» **ASSIGNMENT**
The answer must consist of each line of the records below that contains the string "JSON".

MATERIAL PROVIDED Start Marker

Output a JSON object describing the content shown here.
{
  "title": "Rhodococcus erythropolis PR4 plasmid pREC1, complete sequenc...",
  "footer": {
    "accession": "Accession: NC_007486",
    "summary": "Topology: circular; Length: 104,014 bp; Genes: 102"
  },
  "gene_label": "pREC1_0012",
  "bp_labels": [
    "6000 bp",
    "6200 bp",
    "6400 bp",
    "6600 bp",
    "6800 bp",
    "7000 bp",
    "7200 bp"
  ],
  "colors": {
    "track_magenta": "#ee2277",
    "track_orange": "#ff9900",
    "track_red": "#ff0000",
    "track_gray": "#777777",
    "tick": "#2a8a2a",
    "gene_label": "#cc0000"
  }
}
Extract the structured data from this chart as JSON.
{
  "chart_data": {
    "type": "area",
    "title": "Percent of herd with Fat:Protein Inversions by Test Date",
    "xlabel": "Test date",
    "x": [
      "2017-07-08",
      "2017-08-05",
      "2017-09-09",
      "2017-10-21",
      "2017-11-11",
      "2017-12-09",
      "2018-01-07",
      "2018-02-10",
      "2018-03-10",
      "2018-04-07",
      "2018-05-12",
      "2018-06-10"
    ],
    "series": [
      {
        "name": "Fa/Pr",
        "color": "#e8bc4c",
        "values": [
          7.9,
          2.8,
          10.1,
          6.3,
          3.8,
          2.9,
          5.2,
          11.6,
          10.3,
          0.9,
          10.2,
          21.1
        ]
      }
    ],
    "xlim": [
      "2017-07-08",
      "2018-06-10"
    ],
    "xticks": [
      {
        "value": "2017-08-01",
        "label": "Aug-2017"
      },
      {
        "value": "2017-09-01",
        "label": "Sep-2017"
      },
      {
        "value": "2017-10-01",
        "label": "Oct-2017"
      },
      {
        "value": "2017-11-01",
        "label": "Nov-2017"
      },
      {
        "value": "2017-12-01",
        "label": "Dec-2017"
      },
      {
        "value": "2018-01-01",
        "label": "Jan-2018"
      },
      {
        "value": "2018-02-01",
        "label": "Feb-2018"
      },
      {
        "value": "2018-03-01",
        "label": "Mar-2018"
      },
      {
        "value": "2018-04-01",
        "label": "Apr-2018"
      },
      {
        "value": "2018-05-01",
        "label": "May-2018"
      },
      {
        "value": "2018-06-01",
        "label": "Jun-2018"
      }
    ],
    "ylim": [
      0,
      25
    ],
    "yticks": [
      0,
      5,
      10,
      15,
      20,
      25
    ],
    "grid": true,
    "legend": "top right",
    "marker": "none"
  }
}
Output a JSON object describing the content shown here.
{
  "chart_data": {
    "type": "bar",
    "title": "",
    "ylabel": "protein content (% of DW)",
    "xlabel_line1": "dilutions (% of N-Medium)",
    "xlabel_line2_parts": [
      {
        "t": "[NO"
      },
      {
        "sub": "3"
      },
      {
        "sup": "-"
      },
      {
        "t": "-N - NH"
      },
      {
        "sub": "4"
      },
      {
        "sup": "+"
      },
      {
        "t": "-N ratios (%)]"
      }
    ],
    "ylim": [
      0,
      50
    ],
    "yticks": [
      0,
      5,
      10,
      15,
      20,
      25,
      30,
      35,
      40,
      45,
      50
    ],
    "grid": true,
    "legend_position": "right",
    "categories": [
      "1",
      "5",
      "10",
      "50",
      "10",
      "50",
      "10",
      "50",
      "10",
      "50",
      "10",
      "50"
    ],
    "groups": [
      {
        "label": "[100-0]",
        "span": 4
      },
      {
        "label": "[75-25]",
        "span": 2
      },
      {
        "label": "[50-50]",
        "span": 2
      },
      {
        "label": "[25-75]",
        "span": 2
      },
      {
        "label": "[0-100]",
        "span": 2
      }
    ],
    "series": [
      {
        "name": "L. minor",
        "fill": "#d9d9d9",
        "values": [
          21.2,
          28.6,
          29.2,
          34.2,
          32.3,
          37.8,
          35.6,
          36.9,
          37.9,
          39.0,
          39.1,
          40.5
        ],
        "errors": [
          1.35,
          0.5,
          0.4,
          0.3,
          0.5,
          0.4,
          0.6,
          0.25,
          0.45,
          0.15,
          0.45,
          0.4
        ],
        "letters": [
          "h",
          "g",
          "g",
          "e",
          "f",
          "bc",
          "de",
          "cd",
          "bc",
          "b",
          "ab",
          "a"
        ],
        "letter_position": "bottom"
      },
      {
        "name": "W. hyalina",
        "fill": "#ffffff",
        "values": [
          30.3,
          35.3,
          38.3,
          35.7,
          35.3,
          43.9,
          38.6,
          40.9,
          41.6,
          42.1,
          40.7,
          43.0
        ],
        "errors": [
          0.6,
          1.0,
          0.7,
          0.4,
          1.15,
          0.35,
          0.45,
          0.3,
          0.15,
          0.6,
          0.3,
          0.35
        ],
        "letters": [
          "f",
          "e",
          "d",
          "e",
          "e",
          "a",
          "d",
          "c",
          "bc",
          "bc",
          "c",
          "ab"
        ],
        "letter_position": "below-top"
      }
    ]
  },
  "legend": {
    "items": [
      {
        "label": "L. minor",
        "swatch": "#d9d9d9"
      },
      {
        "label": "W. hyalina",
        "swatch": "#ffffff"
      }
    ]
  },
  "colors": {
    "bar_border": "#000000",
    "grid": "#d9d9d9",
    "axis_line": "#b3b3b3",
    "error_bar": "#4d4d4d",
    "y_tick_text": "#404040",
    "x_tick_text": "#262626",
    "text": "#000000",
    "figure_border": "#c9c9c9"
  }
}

MATERIAL PROVIDED End Marker
MATERIAL PROVIDED Start Marker

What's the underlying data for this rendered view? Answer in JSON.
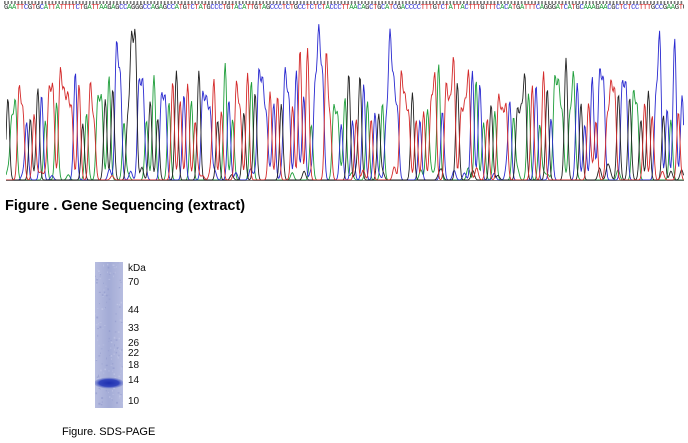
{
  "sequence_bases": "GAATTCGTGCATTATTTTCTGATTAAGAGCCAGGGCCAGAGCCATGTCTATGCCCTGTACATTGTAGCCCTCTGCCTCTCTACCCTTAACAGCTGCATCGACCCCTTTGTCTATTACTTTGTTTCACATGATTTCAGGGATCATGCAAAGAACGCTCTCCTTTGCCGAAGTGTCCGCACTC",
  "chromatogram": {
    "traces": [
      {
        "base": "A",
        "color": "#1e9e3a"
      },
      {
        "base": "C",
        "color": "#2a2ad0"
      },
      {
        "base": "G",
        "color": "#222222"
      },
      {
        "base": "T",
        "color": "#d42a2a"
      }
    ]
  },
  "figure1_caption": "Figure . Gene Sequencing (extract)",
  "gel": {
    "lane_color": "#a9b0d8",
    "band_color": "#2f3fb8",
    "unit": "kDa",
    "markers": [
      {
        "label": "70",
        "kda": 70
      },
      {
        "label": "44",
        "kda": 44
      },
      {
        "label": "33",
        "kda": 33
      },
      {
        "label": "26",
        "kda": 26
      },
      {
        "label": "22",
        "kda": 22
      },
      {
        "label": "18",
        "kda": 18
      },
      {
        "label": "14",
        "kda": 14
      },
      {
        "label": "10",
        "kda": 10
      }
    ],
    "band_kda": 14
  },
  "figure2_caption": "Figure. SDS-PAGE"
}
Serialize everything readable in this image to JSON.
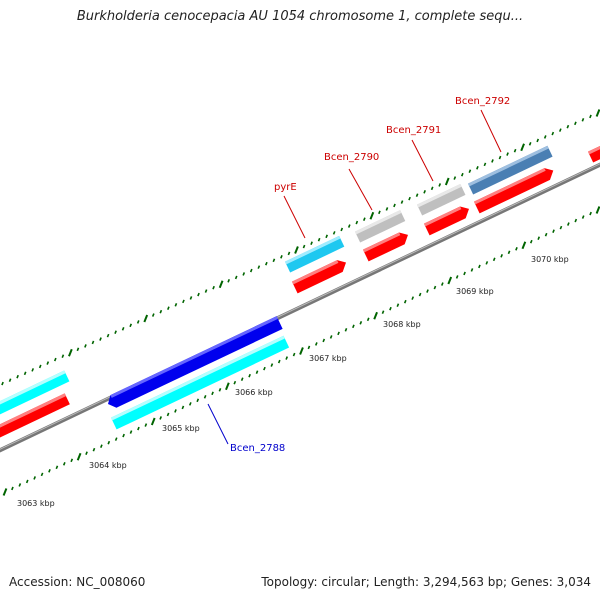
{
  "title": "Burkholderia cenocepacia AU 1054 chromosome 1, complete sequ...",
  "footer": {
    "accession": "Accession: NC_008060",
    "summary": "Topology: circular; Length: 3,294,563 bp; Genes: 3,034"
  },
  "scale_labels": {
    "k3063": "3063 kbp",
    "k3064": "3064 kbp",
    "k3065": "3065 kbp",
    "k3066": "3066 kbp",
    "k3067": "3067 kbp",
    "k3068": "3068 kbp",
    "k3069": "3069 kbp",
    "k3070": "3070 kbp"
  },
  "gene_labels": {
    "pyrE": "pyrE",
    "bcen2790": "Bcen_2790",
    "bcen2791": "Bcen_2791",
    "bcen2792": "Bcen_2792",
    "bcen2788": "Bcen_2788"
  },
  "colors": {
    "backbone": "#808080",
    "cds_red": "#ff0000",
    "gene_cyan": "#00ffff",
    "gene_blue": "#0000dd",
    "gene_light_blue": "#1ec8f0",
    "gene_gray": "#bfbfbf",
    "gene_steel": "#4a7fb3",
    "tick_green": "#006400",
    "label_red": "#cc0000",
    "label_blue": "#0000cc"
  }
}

MATERIAL PROVIDED End Marker

» **EXERCISE RESPONSE**
Output a JSON object describing the content shown here.
Extract the structured data from this chart as JSON.
Output a JSON object describing the content shown here.
What's the underlying data for this rendered view? Answer in JSON.
Serialize everything readable in this image to JSON.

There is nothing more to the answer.